## EXERCISE:
Would you pull out every line of the material that contains the string "title"?

## INFORMATION SHOWN:
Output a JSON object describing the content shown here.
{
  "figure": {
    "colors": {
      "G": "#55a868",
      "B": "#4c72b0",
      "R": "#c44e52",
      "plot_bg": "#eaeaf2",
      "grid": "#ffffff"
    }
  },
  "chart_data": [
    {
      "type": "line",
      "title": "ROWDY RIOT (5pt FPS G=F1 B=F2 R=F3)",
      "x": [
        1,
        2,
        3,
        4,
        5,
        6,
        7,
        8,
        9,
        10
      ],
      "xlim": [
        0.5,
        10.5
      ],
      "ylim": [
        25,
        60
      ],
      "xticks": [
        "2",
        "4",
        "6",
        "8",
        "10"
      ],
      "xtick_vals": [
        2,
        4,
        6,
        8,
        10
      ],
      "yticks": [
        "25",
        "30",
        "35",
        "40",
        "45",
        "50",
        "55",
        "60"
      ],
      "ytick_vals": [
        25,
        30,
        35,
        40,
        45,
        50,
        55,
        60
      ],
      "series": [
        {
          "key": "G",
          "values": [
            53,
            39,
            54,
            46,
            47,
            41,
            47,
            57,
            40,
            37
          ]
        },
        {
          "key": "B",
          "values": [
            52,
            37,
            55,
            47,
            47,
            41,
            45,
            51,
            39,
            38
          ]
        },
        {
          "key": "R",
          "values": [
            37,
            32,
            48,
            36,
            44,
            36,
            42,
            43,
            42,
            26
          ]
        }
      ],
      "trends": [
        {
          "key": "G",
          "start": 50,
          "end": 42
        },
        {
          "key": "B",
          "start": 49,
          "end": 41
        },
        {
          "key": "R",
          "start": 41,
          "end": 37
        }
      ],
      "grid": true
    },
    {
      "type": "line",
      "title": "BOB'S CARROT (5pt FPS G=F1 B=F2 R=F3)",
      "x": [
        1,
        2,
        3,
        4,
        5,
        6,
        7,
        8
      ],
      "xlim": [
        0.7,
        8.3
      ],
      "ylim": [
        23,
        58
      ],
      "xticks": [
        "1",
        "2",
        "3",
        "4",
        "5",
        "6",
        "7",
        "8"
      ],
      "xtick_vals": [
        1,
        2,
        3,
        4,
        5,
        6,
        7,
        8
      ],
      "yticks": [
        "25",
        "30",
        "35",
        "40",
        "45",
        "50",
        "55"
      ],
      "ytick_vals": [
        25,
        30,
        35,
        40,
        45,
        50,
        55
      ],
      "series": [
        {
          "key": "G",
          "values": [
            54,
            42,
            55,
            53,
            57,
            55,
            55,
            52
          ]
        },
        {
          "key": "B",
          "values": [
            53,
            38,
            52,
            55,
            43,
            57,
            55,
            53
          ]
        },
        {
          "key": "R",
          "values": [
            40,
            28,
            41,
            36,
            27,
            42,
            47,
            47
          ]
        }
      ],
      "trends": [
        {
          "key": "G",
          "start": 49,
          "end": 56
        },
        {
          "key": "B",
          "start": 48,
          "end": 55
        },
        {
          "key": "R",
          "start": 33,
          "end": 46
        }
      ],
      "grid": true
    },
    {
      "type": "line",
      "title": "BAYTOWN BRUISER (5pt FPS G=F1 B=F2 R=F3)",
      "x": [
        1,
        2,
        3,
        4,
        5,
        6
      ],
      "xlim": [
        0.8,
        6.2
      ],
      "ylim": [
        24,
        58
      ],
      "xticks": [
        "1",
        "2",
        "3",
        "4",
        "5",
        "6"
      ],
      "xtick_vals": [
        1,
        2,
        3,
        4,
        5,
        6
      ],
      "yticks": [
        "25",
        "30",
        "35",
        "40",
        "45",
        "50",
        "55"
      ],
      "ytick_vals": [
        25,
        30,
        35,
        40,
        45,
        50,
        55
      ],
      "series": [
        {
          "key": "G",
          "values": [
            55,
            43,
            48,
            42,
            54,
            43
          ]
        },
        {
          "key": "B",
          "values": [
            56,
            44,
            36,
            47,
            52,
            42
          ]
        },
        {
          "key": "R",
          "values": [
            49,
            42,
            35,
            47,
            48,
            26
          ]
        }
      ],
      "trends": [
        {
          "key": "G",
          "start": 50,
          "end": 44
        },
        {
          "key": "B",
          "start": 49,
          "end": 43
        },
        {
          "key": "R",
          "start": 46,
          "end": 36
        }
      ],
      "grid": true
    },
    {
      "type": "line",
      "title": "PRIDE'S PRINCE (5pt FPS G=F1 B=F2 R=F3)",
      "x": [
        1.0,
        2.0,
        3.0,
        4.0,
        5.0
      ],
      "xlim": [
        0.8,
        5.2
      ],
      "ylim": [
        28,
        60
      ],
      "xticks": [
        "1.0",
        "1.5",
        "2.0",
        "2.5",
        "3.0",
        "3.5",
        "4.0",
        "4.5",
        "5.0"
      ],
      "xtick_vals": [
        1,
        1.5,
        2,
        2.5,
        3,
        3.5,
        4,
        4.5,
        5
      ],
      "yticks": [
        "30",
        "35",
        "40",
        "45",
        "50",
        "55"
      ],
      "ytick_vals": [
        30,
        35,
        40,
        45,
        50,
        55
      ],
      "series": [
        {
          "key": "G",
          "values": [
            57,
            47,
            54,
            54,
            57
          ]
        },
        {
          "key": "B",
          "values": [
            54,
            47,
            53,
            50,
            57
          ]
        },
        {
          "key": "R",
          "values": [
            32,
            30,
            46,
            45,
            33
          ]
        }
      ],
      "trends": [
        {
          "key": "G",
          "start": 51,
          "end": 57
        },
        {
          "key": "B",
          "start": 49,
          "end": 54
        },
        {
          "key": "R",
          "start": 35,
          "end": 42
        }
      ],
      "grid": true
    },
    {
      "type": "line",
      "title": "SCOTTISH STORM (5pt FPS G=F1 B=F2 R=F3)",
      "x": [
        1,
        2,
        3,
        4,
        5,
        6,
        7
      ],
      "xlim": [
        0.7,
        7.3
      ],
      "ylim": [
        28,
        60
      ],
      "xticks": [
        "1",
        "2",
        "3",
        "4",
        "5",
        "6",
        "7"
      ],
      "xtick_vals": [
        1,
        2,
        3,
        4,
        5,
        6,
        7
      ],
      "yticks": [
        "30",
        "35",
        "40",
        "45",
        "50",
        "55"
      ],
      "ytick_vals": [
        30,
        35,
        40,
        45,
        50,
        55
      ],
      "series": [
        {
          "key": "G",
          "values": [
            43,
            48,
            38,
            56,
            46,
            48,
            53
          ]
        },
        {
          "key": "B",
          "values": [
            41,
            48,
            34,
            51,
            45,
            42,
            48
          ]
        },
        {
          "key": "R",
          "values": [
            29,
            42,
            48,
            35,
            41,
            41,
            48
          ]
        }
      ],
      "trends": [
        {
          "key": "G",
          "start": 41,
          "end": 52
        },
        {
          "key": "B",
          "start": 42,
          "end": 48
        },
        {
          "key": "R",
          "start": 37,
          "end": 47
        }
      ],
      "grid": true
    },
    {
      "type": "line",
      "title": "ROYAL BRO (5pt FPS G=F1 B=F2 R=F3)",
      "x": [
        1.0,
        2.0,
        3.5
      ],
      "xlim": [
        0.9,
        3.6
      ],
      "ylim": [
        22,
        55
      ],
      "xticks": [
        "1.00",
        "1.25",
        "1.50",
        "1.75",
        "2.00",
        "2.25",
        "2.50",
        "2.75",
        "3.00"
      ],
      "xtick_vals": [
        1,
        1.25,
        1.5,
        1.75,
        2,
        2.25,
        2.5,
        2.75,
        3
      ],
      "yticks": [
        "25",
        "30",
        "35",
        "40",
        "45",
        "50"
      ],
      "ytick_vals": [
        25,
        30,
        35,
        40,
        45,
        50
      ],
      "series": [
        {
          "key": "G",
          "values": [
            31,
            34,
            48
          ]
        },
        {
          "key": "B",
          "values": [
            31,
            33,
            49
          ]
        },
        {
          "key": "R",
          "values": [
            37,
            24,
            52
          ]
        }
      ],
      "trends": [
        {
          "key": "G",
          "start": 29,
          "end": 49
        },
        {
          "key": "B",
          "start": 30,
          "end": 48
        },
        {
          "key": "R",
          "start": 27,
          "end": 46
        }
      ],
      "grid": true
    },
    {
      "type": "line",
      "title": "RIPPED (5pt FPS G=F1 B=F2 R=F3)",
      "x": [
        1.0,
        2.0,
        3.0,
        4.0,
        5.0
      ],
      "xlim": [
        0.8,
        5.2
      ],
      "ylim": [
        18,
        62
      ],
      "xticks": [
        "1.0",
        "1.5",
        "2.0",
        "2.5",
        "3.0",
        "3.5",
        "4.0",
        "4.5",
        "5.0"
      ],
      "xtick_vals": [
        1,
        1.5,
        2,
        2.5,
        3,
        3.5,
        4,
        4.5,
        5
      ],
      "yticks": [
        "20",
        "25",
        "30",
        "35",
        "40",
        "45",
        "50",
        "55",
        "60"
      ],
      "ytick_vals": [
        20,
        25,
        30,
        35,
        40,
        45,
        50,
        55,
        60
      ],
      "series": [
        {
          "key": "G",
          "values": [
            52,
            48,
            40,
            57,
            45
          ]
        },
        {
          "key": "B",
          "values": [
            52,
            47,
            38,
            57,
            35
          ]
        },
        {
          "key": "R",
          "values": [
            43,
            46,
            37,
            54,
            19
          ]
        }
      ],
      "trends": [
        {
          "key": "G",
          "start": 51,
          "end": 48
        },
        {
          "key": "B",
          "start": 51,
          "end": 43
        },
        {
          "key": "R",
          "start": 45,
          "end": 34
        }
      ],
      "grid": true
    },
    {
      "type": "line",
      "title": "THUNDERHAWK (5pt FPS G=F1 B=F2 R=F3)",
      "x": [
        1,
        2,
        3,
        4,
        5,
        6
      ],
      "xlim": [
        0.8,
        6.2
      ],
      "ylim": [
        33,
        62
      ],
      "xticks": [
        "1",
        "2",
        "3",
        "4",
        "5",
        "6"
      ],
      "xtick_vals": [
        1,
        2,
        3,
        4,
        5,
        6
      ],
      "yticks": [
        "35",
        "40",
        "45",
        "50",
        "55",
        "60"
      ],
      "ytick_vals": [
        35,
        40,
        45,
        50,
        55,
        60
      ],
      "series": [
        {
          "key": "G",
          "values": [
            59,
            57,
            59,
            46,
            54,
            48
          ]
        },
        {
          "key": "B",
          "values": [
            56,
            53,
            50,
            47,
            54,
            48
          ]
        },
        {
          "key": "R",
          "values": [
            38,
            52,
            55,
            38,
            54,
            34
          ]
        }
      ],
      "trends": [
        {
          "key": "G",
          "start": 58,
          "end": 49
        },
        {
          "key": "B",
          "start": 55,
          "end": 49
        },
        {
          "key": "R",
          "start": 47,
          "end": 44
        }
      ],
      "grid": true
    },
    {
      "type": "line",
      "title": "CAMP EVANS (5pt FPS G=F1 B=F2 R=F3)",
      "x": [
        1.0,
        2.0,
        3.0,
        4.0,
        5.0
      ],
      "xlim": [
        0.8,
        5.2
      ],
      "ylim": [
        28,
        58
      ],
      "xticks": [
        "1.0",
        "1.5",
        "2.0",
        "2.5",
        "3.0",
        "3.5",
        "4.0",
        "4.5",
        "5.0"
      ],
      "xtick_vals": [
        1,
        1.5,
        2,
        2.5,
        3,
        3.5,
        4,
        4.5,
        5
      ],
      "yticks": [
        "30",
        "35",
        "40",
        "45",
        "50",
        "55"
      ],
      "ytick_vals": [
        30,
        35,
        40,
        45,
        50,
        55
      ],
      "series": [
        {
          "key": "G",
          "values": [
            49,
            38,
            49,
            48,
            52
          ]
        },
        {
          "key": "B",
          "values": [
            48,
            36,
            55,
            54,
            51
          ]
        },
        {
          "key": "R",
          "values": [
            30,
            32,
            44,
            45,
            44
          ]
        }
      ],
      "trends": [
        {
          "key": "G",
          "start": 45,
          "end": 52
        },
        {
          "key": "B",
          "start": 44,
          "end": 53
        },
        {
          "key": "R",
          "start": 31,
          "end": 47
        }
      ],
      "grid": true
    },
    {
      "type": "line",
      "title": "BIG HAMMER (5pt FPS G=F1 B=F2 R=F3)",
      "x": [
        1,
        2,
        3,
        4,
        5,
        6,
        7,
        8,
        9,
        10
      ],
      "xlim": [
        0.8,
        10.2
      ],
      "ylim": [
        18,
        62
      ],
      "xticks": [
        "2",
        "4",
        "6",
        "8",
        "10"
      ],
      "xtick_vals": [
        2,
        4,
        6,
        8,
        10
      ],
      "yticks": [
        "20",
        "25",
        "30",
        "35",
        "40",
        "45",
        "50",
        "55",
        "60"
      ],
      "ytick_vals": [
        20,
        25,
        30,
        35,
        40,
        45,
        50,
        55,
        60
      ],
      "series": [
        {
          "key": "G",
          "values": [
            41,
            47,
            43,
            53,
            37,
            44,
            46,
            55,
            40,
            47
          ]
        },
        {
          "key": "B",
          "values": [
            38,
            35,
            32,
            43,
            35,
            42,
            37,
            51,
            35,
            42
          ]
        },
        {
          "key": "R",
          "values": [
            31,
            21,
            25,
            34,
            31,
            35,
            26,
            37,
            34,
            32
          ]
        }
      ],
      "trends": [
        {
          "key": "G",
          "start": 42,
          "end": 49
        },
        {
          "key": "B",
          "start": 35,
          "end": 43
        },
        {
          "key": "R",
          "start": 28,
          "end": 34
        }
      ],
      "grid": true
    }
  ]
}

## ANSWER BELOW:
      "title": "ROWDY RIOT (5pt FPS G=F1 B=F2 R=F3)",
      "title": "BOB'S CARROT (5pt FPS G=F1 B=F2 R=F3)",
      "title": "BAYTOWN BRUISER (5pt FPS G=F1 B=F2 R=F3)",
      "title": "PRIDE'S PRINCE (5pt FPS G=F1 B=F2 R=F3)",
      "title": "SCOTTISH STORM (5pt FPS G=F1 B=F2 R=F3)",
      "title": "ROYAL BRO (5pt FPS G=F1 B=F2 R=F3)",
      "title": "RIPPED (5pt FPS G=F1 B=F2 R=F3)",
      "title": "THUNDERHAWK (5pt FPS G=F1 B=F2 R=F3)",
      "title": "CAMP EVANS (5pt FPS G=F1 B=F2 R=F3)",
      "title": "BIG HAMMER (5pt FPS G=F1 B=F2 R=F3)",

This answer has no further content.